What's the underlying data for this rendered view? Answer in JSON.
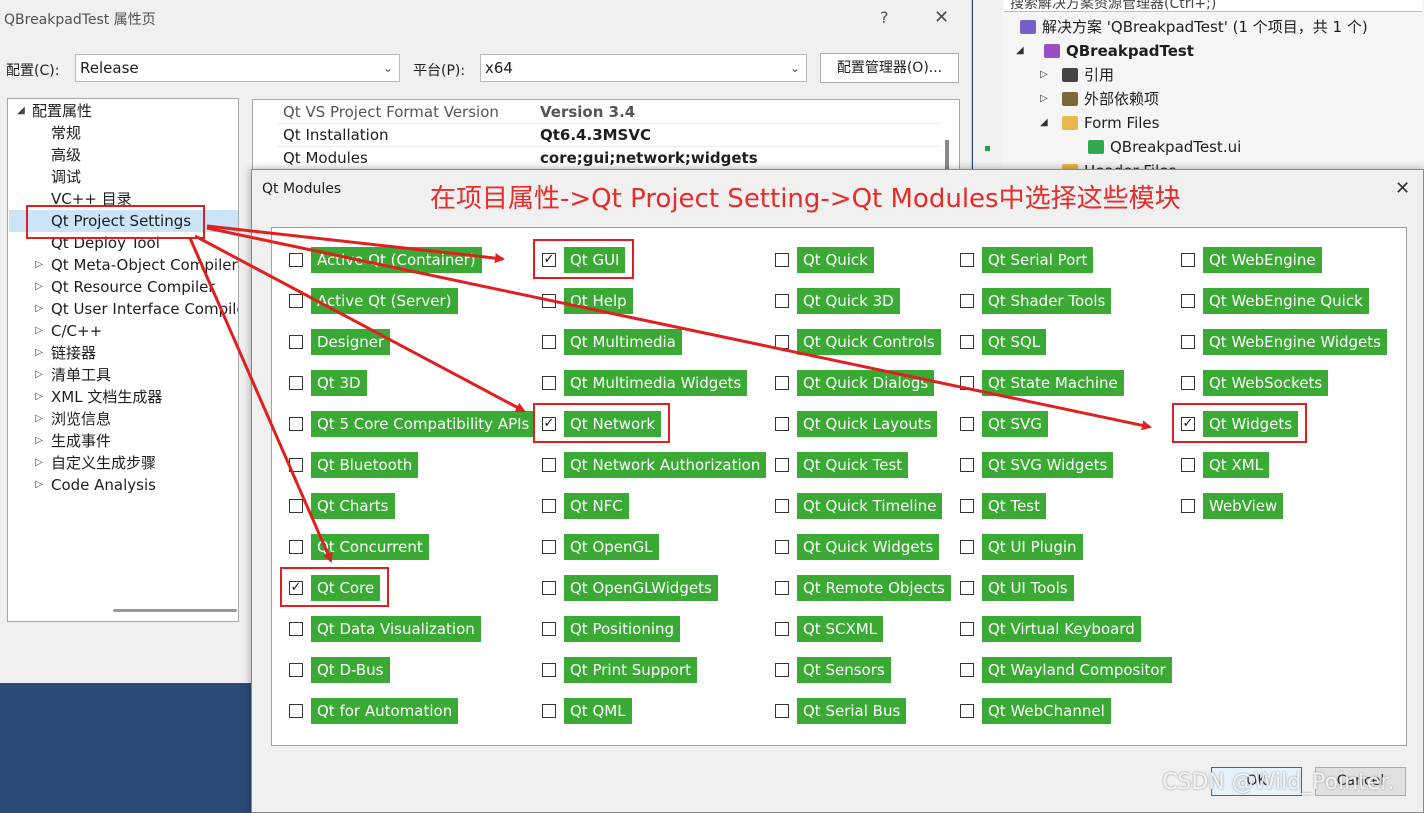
{
  "property_window": {
    "title": "QBreakpadTest 属性页",
    "help": "?",
    "close": "✕",
    "config_label": "配置(C):",
    "config_value": "Release",
    "platform_label": "平台(P):",
    "platform_value": "x64",
    "config_manager_label": "配置管理器(O)...",
    "tree": [
      {
        "label": "配置属性",
        "expander": "◢",
        "level": 0
      },
      {
        "label": "常规",
        "expander": "",
        "level": 1
      },
      {
        "label": "高级",
        "expander": "",
        "level": 1
      },
      {
        "label": "调试",
        "expander": "",
        "level": 1
      },
      {
        "label": "VC++ 目录",
        "expander": "",
        "level": 1
      },
      {
        "label": "Qt Project Settings",
        "expander": "",
        "level": 1
      },
      {
        "label": "Qt Deploy Tool",
        "expander": "",
        "level": 1
      },
      {
        "label": "Qt Meta-Object Compiler",
        "expander": "▷",
        "level": 1
      },
      {
        "label": "Qt Resource Compiler",
        "expander": "▷",
        "level": 1
      },
      {
        "label": "Qt User Interface Compiler",
        "expander": "▷",
        "level": 1
      },
      {
        "label": "C/C++",
        "expander": "▷",
        "level": 1
      },
      {
        "label": "链接器",
        "expander": "▷",
        "level": 1
      },
      {
        "label": "清单工具",
        "expander": "▷",
        "level": 1
      },
      {
        "label": "XML 文档生成器",
        "expander": "▷",
        "level": 1
      },
      {
        "label": "浏览信息",
        "expander": "▷",
        "level": 1
      },
      {
        "label": "生成事件",
        "expander": "▷",
        "level": 1
      },
      {
        "label": "自定义生成步骤",
        "expander": "▷",
        "level": 1
      },
      {
        "label": "Code Analysis",
        "expander": "▷",
        "level": 1
      }
    ],
    "grid": [
      {
        "key": "Qt VS Project Format Version",
        "value": "Version 3.4"
      },
      {
        "key": "Qt Installation",
        "value": "Qt6.4.3MSVC"
      },
      {
        "key": "Qt Modules",
        "value": "core;gui;network;widgets"
      }
    ]
  },
  "solution_explorer": {
    "search_placeholder": "搜索解决方案资源管理器(Ctrl+;)",
    "items": [
      {
        "label": "解决方案 'QBreakpadTest' (1 个项目，共 1 个)",
        "expander": "",
        "bold": false
      },
      {
        "label": "QBreakpadTest",
        "expander": "◢",
        "bold": true
      },
      {
        "label": "引用",
        "expander": "▷",
        "bold": false
      },
      {
        "label": "外部依赖项",
        "expander": "▷",
        "bold": false
      },
      {
        "label": "Form Files",
        "expander": "◢",
        "bold": false
      },
      {
        "label": "QBreakpadTest.ui",
        "expander": "",
        "bold": false
      },
      {
        "label": "Header Files",
        "expander": "",
        "bold": false
      }
    ]
  },
  "dialog": {
    "title": "Qt Modules",
    "close": "✕",
    "annotation": "在项目属性->Qt Project Setting->Qt Modules中选择这些模块",
    "ok_label": "OK",
    "cancel_label": "Cancel",
    "watermark": "CSDN @Wild_Pointer.",
    "columns": [
      [
        {
          "label": "Active Qt (Container)",
          "checked": false
        },
        {
          "label": "Active Qt (Server)",
          "checked": false
        },
        {
          "label": "Designer",
          "checked": false
        },
        {
          "label": "Qt 3D",
          "checked": false
        },
        {
          "label": "Qt 5 Core Compatibility APIs",
          "checked": false
        },
        {
          "label": "Qt Bluetooth",
          "checked": false
        },
        {
          "label": "Qt Charts",
          "checked": false
        },
        {
          "label": "Qt Concurrent",
          "checked": false
        },
        {
          "label": "Qt Core",
          "checked": true
        },
        {
          "label": "Qt Data Visualization",
          "checked": false
        },
        {
          "label": "Qt D-Bus",
          "checked": false
        },
        {
          "label": "Qt for Automation",
          "checked": false
        }
      ],
      [
        {
          "label": "Qt GUI",
          "checked": true
        },
        {
          "label": "Qt Help",
          "checked": false
        },
        {
          "label": "Qt Multimedia",
          "checked": false
        },
        {
          "label": "Qt Multimedia Widgets",
          "checked": false
        },
        {
          "label": "Qt Network",
          "checked": true
        },
        {
          "label": "Qt Network Authorization",
          "checked": false
        },
        {
          "label": "Qt NFC",
          "checked": false
        },
        {
          "label": "Qt OpenGL",
          "checked": false
        },
        {
          "label": "Qt OpenGLWidgets",
          "checked": false
        },
        {
          "label": "Qt Positioning",
          "checked": false
        },
        {
          "label": "Qt Print Support",
          "checked": false
        },
        {
          "label": "Qt QML",
          "checked": false
        }
      ],
      [
        {
          "label": "Qt Quick",
          "checked": false
        },
        {
          "label": "Qt Quick 3D",
          "checked": false
        },
        {
          "label": "Qt Quick Controls",
          "checked": false
        },
        {
          "label": "Qt Quick Dialogs",
          "checked": false
        },
        {
          "label": "Qt Quick Layouts",
          "checked": false
        },
        {
          "label": "Qt Quick Test",
          "checked": false
        },
        {
          "label": "Qt Quick Timeline",
          "checked": false
        },
        {
          "label": "Qt Quick Widgets",
          "checked": false
        },
        {
          "label": "Qt Remote Objects",
          "checked": false
        },
        {
          "label": "Qt SCXML",
          "checked": false
        },
        {
          "label": "Qt Sensors",
          "checked": false
        },
        {
          "label": "Qt Serial Bus",
          "checked": false
        }
      ],
      [
        {
          "label": "Qt Serial Port",
          "checked": false
        },
        {
          "label": "Qt Shader Tools",
          "checked": false
        },
        {
          "label": "Qt SQL",
          "checked": false
        },
        {
          "label": "Qt State Machine",
          "checked": false
        },
        {
          "label": "Qt SVG",
          "checked": false
        },
        {
          "label": "Qt SVG Widgets",
          "checked": false
        },
        {
          "label": "Qt Test",
          "checked": false
        },
        {
          "label": "Qt UI Plugin",
          "checked": false
        },
        {
          "label": "Qt UI Tools",
          "checked": false
        },
        {
          "label": "Qt Virtual Keyboard",
          "checked": false
        },
        {
          "label": "Qt Wayland Compositor",
          "checked": false
        },
        {
          "label": "Qt WebChannel",
          "checked": false
        }
      ],
      [
        {
          "label": "Qt WebEngine",
          "checked": false
        },
        {
          "label": "Qt WebEngine Quick",
          "checked": false
        },
        {
          "label": "Qt WebEngine Widgets",
          "checked": false
        },
        {
          "label": "Qt WebSockets",
          "checked": false
        },
        {
          "label": "Qt Widgets",
          "checked": true
        },
        {
          "label": "Qt XML",
          "checked": false
        },
        {
          "label": "WebView",
          "checked": false
        }
      ]
    ]
  },
  "colors": {
    "module_tag": "#3aaa35",
    "annotation": "#e82b2b",
    "selection": "#cce4f7"
  }
}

◆ ◆ ◆ ◆ ◆

Exercise requirements. Make an exact copy of the records shown above, without the pictures.

Task result.
What's the underlying data for this rendered view? Answer in JSON.
{
  "property_window": {
    "title": "QBreakpadTest 属性页",
    "help": "?",
    "close": "✕",
    "config_label": "配置(C):",
    "config_value": "Release",
    "platform_label": "平台(P):",
    "platform_value": "x64",
    "config_manager_label": "配置管理器(O)...",
    "tree": [
      {
        "label": "配置属性",
        "expander": "◢",
        "level": 0
      },
      {
        "label": "常规",
        "expander": "",
        "level": 1
      },
      {
        "label": "高级",
        "expander": "",
        "level": 1
      },
      {
        "label": "调试",
        "expander": "",
        "level": 1
      },
      {
        "label": "VC++ 目录",
        "expander": "",
        "level": 1
      },
      {
        "label": "Qt Project Settings",
        "expander": "",
        "level": 1
      },
      {
        "label": "Qt Deploy Tool",
        "expander": "",
        "level": 1
      },
      {
        "label": "Qt Meta-Object Compiler",
        "expander": "▷",
        "level": 1
      },
      {
        "label": "Qt Resource Compiler",
        "expander": "▷",
        "level": 1
      },
      {
        "label": "Qt User Interface Compiler",
        "expander": "▷",
        "level": 1
      },
      {
        "label": "C/C++",
        "expander": "▷",
        "level": 1
      },
      {
        "label": "链接器",
        "expander": "▷",
        "level": 1
      },
      {
        "label": "清单工具",
        "expander": "▷",
        "level": 1
      },
      {
        "label": "XML 文档生成器",
        "expander": "▷",
        "level": 1
      },
      {
        "label": "浏览信息",
        "expander": "▷",
        "level": 1
      },
      {
        "label": "生成事件",
        "expander": "▷",
        "level": 1
      },
      {
        "label": "自定义生成步骤",
        "expander": "▷",
        "level": 1
      },
      {
        "label": "Code Analysis",
        "expander": "▷",
        "level": 1
      }
    ],
    "grid": [
      {
        "key": "Qt VS Project Format Version",
        "value": "Version 3.4"
      },
      {
        "key": "Qt Installation",
        "value": "Qt6.4.3MSVC"
      },
      {
        "key": "Qt Modules",
        "value": "core;gui;network;widgets"
      }
    ]
  },
  "solution_explorer": {
    "search_placeholder": "搜索解决方案资源管理器(Ctrl+;)",
    "items": [
      {
        "label": "解决方案 'QBreakpadTest' (1 个项目，共 1 个)",
        "expander": "",
        "bold": false
      },
      {
        "label": "QBreakpadTest",
        "expander": "◢",
        "bold": true
      },
      {
        "label": "引用",
        "expander": "▷",
        "bold": false
      },
      {
        "label": "外部依赖项",
        "expander": "▷",
        "bold": false
      },
      {
        "label": "Form Files",
        "expander": "◢",
        "bold": false
      },
      {
        "label": "QBreakpadTest.ui",
        "expander": "",
        "bold": false
      },
      {
        "label": "Header Files",
        "expander": "",
        "bold": false
      }
    ]
  },
  "dialog": {
    "title": "Qt Modules",
    "close": "✕",
    "annotation": "在项目属性->Qt Project Setting->Qt Modules中选择这些模块",
    "ok_label": "OK",
    "cancel_label": "Cancel",
    "watermark": "CSDN @Wild_Pointer.",
    "columns": [
      [
        {
          "label": "Active Qt (Container)",
          "checked": false
        },
        {
          "label": "Active Qt (Server)",
          "checked": false
        },
        {
          "label": "Designer",
          "checked": false
        },
        {
          "label": "Qt 3D",
          "checked": false
        },
        {
          "label": "Qt 5 Core Compatibility APIs",
          "checked": false
        },
        {
          "label": "Qt Bluetooth",
          "checked": false
        },
        {
          "label": "Qt Charts",
          "checked": false
        },
        {
          "label": "Qt Concurrent",
          "checked": false
        },
        {
          "label": "Qt Core",
          "checked": true
        },
        {
          "label": "Qt Data Visualization",
          "checked": false
        },
        {
          "label": "Qt D-Bus",
          "checked": false
        },
        {
          "label": "Qt for Automation",
          "checked": false
        }
      ],
      [
        {
          "label": "Qt GUI",
          "checked": true
        },
        {
          "label": "Qt Help",
          "checked": false
        },
        {
          "label": "Qt Multimedia",
          "checked": false
        },
        {
          "label": "Qt Multimedia Widgets",
          "checked": false
        },
        {
          "label": "Qt Network",
          "checked": true
        },
        {
          "label": "Qt Network Authorization",
          "checked": false
        },
        {
          "label": "Qt NFC",
          "checked": false
        },
        {
          "label": "Qt OpenGL",
          "checked": false
        },
        {
          "label": "Qt OpenGLWidgets",
          "checked": false
        },
        {
          "label": "Qt Positioning",
          "checked": false
        },
        {
          "label": "Qt Print Support",
          "checked": false
        },
        {
          "label": "Qt QML",
          "checked": false
        }
      ],
      [
        {
          "label": "Qt Quick",
          "checked": false
        },
        {
          "label": "Qt Quick 3D",
          "checked": false
        },
        {
          "label": "Qt Quick Controls",
          "checked": false
        },
        {
          "label": "Qt Quick Dialogs",
          "checked": false
        },
        {
          "label": "Qt Quick Layouts",
          "checked": false
        },
        {
          "label": "Qt Quick Test",
          "checked": false
        },
        {
          "label": "Qt Quick Timeline",
          "checked": false
        },
        {
          "label": "Qt Quick Widgets",
          "checked": false
        },
        {
          "label": "Qt Remote Objects",
          "checked": false
        },
        {
          "label": "Qt SCXML",
          "checked": false
        },
        {
          "label": "Qt Sensors",
          "checked": false
        },
        {
          "label": "Qt Serial Bus",
          "checked": false
        }
      ],
      [
        {
          "label": "Qt Serial Port",
          "checked": false
        },
        {
          "label": "Qt Shader Tools",
          "checked": false
        },
        {
          "label": "Qt SQL",
          "checked": false
        },
        {
          "label": "Qt State Machine",
          "checked": false
        },
        {
          "label": "Qt SVG",
          "checked": false
        },
        {
          "label": "Qt SVG Widgets",
          "checked": false
        },
        {
          "label": "Qt Test",
          "checked": false
        },
        {
          "label": "Qt UI Plugin",
          "checked": false
        },
        {
          "label": "Qt UI Tools",
          "checked": false
        },
        {
          "label": "Qt Virtual Keyboard",
          "checked": false
        },
        {
          "label": "Qt Wayland Compositor",
          "checked": false
        },
        {
          "label": "Qt WebChannel",
          "checked": false
        }
      ],
      [
        {
          "label": "Qt WebEngine",
          "checked": false
        },
        {
          "label": "Qt WebEngine Quick",
          "checked": false
        },
        {
          "label": "Qt WebEngine Widgets",
          "checked": false
        },
        {
          "label": "Qt WebSockets",
          "checked": false
        },
        {
          "label": "Qt Widgets",
          "checked": true
        },
        {
          "label": "Qt XML",
          "checked": false
        },
        {
          "label": "WebView",
          "checked": false
        }
      ]
    ]
  },
  "colors": {
    "module_tag": "#3aaa35",
    "annotation": "#e82b2b",
    "selection": "#cce4f7"
  }
}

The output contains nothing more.